___ Provided entries ___

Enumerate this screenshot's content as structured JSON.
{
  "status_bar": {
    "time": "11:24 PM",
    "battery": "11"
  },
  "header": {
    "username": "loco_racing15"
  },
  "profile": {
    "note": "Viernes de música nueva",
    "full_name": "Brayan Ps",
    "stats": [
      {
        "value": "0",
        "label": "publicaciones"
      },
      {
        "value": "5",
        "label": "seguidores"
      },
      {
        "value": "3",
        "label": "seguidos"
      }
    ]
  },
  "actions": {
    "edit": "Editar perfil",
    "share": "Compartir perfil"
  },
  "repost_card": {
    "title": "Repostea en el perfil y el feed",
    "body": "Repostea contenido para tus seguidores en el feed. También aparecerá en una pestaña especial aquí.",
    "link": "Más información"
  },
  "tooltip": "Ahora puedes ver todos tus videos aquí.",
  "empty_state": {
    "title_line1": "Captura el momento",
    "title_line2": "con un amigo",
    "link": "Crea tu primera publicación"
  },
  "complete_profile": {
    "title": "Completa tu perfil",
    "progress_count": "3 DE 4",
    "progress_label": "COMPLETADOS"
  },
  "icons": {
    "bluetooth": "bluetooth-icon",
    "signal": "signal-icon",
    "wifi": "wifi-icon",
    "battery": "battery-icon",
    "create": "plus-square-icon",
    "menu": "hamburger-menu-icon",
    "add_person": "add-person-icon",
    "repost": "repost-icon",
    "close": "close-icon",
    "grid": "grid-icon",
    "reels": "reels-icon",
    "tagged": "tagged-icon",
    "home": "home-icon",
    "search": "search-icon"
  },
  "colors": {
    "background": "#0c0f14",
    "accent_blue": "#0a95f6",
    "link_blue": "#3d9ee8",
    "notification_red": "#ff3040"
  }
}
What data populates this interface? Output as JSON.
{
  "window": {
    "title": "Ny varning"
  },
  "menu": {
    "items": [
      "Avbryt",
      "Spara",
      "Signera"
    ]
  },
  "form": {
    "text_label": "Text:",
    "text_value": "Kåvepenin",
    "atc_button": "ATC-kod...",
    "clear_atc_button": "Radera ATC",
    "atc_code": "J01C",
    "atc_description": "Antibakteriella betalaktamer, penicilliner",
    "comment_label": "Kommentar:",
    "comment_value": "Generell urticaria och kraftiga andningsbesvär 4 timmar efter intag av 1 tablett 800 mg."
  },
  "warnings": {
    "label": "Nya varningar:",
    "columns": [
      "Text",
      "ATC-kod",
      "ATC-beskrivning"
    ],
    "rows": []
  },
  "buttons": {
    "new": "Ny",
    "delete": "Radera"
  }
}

___

## Work to be completed
Lines that include the word "perfil" are to be extracted from the data above.

## Expected answer
    "edit": "Editar perfil",
    "share": "Compartir perfil"
    "title": "Repostea en el perfil y el feed",
    "title": "Completa tu perfil",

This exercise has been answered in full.